Directions for this task: Show all lines holding the string "difference".

Materials provided:
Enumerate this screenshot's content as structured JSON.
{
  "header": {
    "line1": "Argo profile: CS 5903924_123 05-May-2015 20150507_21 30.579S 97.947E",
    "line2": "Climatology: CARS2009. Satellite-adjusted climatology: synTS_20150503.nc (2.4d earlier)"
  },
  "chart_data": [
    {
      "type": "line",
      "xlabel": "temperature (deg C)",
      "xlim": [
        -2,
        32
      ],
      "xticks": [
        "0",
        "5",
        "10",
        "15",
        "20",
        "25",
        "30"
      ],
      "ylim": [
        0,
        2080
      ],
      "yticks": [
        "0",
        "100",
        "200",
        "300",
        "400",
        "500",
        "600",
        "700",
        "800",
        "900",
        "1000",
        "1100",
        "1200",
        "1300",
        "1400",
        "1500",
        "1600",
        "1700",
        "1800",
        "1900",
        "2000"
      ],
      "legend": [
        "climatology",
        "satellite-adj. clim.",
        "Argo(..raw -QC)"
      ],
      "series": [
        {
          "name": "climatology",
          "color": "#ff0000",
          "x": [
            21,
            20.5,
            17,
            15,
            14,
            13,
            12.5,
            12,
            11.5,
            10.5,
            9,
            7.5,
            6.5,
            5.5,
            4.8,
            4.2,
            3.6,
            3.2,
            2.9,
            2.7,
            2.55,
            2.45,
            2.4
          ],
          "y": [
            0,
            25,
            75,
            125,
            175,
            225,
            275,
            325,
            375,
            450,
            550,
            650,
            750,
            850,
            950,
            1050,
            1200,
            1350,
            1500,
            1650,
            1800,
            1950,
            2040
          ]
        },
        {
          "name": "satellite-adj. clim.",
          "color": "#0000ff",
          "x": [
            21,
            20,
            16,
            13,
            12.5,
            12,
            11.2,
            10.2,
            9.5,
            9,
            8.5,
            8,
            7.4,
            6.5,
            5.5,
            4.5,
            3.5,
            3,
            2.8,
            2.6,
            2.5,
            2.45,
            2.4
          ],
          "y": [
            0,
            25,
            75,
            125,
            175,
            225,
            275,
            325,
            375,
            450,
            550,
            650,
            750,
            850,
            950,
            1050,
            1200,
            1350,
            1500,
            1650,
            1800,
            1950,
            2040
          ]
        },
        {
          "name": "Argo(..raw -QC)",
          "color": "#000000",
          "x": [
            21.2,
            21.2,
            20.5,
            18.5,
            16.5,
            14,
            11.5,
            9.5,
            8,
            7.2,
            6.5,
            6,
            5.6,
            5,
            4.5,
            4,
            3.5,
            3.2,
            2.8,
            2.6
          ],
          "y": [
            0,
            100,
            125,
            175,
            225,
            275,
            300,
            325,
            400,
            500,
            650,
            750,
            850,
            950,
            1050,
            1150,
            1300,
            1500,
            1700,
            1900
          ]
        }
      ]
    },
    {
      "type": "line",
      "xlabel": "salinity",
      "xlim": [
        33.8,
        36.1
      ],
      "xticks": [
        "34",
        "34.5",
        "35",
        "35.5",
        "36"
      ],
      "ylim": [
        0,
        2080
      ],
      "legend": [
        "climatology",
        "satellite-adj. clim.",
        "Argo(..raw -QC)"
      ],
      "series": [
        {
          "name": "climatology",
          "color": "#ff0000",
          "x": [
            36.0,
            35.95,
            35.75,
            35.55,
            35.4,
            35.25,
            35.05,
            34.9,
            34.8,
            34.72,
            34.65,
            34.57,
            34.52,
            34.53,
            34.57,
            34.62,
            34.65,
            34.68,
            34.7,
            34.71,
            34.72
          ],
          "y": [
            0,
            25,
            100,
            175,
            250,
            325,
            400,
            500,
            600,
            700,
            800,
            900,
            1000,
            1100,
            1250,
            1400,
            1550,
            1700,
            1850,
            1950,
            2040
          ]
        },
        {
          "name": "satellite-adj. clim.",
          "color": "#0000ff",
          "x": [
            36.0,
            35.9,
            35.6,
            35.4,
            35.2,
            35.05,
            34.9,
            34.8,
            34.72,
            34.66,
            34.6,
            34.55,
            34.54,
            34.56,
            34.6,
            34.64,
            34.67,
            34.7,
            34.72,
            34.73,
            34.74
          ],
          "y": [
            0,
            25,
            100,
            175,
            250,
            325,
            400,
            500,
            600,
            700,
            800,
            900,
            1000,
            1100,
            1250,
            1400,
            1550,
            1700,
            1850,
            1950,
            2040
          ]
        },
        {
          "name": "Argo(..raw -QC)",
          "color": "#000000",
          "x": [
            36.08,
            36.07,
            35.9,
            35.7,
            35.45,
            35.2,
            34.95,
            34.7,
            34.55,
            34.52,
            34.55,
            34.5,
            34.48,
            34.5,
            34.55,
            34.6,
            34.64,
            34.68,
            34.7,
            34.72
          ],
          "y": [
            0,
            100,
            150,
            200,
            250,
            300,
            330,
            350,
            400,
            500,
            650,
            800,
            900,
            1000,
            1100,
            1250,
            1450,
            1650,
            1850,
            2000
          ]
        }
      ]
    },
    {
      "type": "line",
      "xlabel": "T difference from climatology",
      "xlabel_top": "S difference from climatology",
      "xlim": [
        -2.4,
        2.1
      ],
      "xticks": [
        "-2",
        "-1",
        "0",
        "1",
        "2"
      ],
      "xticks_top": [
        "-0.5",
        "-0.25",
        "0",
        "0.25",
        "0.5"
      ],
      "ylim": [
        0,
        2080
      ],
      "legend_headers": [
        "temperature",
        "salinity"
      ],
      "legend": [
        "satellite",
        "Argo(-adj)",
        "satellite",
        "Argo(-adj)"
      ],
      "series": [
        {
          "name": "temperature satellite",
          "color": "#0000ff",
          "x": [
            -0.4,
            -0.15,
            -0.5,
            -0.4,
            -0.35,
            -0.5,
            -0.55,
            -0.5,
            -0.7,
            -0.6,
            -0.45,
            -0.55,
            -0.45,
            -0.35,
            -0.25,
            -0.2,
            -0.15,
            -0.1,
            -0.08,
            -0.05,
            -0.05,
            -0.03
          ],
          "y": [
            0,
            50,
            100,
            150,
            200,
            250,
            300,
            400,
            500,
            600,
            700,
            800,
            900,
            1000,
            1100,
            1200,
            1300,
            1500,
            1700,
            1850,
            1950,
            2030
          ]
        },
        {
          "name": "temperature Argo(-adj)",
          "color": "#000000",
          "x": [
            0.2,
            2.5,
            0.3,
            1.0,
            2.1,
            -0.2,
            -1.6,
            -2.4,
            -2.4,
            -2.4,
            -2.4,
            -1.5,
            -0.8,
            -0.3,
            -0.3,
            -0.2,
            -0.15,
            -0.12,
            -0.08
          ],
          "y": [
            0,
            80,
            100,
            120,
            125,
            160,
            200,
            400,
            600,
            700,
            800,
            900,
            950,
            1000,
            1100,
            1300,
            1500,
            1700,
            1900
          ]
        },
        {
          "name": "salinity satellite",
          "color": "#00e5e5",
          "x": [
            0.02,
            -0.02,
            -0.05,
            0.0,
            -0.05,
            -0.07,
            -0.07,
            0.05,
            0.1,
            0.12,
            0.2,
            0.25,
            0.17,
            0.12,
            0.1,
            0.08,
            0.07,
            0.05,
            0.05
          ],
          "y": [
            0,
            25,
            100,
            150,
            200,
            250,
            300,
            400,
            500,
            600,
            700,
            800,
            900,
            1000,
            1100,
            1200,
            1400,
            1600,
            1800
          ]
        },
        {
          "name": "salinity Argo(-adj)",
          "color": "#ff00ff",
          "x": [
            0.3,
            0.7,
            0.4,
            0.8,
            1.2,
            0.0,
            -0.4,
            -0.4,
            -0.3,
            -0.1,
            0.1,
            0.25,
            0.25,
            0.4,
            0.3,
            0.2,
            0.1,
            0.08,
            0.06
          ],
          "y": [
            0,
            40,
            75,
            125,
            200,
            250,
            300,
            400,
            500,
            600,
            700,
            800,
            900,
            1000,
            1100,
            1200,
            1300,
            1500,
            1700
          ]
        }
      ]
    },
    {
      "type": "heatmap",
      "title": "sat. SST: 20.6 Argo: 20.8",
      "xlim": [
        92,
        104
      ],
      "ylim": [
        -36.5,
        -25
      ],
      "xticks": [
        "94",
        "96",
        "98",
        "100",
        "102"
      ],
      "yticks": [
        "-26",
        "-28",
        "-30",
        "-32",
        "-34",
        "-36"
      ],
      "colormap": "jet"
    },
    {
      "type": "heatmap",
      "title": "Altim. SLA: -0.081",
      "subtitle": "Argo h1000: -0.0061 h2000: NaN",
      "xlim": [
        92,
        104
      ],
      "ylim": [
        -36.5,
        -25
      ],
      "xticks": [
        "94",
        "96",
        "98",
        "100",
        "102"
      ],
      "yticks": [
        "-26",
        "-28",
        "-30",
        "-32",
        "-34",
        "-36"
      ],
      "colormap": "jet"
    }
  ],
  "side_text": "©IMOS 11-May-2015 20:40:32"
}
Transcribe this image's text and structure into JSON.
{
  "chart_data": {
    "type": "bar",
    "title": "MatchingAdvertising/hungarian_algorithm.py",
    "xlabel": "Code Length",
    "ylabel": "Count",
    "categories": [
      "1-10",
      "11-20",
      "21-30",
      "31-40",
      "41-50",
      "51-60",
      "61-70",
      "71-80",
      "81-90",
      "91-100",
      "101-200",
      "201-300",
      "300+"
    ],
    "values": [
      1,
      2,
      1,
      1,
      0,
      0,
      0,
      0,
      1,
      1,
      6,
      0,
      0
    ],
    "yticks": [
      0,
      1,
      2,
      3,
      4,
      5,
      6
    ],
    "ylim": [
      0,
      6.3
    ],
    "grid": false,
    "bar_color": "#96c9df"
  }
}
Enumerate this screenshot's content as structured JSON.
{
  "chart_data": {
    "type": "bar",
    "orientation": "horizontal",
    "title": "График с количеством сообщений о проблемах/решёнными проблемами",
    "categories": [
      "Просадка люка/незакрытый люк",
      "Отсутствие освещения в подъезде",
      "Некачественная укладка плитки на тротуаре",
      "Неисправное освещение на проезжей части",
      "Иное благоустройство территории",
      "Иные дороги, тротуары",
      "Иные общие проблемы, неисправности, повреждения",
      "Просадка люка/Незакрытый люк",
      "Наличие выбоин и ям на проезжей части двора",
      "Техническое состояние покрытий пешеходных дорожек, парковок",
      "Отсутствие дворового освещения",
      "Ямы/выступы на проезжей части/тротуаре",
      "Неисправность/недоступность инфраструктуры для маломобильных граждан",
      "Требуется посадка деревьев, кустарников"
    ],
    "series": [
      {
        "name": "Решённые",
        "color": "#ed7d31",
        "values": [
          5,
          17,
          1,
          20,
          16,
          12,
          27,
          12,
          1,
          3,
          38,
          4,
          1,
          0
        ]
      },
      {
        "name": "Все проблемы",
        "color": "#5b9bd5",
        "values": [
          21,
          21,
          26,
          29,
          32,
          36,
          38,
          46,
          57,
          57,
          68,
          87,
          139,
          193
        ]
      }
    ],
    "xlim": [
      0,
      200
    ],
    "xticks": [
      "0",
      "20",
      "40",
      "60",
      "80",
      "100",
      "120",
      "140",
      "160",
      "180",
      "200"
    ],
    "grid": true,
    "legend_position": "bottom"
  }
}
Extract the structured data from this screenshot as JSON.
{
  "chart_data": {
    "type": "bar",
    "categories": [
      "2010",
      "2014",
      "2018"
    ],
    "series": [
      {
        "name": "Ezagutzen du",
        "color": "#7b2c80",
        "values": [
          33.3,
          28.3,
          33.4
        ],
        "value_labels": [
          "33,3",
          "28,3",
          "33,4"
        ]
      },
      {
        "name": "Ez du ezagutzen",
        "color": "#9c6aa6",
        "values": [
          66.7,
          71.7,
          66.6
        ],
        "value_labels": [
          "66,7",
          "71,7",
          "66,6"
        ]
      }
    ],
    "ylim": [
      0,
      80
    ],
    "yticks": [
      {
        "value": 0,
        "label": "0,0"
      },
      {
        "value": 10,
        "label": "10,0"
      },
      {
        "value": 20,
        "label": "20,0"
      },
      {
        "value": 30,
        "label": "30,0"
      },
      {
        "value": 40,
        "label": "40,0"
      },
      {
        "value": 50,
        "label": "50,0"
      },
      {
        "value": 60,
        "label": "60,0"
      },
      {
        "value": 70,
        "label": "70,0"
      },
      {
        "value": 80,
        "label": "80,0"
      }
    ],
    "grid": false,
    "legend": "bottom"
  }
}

Reply:
      "xlabel": "T difference from climatology",
      "xlabel_top": "S difference from climatology",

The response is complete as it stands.